= Exercise prompt =
Type out the records that follow, exactly as given.

= Items listed in a dataset =

-=-=-=-=-

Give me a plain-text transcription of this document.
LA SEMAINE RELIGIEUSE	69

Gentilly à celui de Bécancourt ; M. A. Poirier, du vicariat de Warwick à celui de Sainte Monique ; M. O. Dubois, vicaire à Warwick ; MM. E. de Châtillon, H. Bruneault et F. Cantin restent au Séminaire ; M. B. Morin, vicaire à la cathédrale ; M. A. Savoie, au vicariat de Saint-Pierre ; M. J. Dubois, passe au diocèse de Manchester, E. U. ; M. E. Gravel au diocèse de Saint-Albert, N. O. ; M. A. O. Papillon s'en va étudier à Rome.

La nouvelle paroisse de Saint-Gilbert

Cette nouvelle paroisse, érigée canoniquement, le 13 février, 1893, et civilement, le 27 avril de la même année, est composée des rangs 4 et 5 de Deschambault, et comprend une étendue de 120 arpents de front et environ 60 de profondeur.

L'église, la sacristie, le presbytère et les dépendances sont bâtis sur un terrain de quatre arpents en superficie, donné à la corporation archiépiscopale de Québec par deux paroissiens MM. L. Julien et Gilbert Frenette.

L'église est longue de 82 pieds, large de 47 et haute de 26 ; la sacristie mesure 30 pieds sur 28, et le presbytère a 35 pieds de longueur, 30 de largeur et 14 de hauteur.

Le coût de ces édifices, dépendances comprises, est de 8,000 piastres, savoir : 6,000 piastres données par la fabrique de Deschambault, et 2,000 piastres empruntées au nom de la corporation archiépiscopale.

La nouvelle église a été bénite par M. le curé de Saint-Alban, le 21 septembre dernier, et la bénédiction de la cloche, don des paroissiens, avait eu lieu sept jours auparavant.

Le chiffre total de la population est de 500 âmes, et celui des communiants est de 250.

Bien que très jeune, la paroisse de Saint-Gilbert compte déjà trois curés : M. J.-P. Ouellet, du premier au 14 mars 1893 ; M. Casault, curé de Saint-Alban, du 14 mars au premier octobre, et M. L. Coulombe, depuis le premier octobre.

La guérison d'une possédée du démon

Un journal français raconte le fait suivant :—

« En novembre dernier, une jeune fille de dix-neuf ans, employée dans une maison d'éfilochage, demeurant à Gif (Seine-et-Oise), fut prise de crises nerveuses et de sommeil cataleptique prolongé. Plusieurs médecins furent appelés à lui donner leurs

-=-=-=-=-

= Full output =
Give me a plain-text transcription of this document.
LA SEMAINE RELIGIEUSE	69

Gentilly à celui de Bécancourt ; M. A. Poirier, du vicariat de Warwick à celui de Sainte Monique ; M. O. Dubois, vicaire à Warwick ; MM. E. de Châtillon, H. Bruneault et F. Cantin restent au Séminaire ; M. B. Morin, vicaire à la cathédrale ; M. A. Savoie, au vicariat de Saint-Pierre ; M. J. Dubois, passe au diocèse de Manchester, E. U. ; M. E. Gravel au diocèse de Saint-Albert, N. O. ; M. A. O. Papillon s'en va étudier à Rome.

La nouvelle paroisse de Saint-Gilbert

Cette nouvelle paroisse, érigée canoniquement, le 13 février, 1893, et civilement, le 27 avril de la même année, est composée des rangs 4 et 5 de Deschambault, et comprend une étendue de 120 arpents de front et environ 60 de profondeur.

L'église, la sacristie, le presbytère et les dépendances sont bâtis sur un terrain de quatre arpents en superficie, donné à la corporation archiépiscopale de Québec par deux paroissiens MM. L. Julien et Gilbert Frenette.

L'église est longue de 82 pieds, large de 47 et haute de 26 ; la sacristie mesure 30 pieds sur 28, et le presbytère a 35 pieds de longueur, 30 de largeur et 14 de hauteur.

Le coût de ces édifices, dépendances comprises, est de 8,000 piastres, savoir : 6,000 piastres données par la fabrique de Deschambault, et 2,000 piastres empruntées au nom de la corporation archiépiscopale.

La nouvelle église a été bénite par M. le curé de Saint-Alban, le 21 septembre dernier, et la bénédiction de la cloche, don des paroissiens, avait eu lieu sept jours auparavant.

Le chiffre total de la population est de 500 âmes, et celui des communiants est de 250.

Bien que très jeune, la paroisse de Saint-Gilbert compte déjà trois curés : M. J.-P. Ouellet, du premier au 14 mars 1893 ; M. Casault, curé de Saint-Alban, du 14 mars au premier octobre, et M. L. Coulombe, depuis le premier octobre.

La guérison d'une possédée du démon

Un journal français raconte le fait suivant :—

« En novembre dernier, une jeune fille de dix-neuf ans, employée dans une maison d'éfilochage, demeurant à Gif (Seine-et-Oise), fut prise de crises nerveuses et de sommeil cataleptique prolongé. Plusieurs médecins furent appelés à lui donner leurs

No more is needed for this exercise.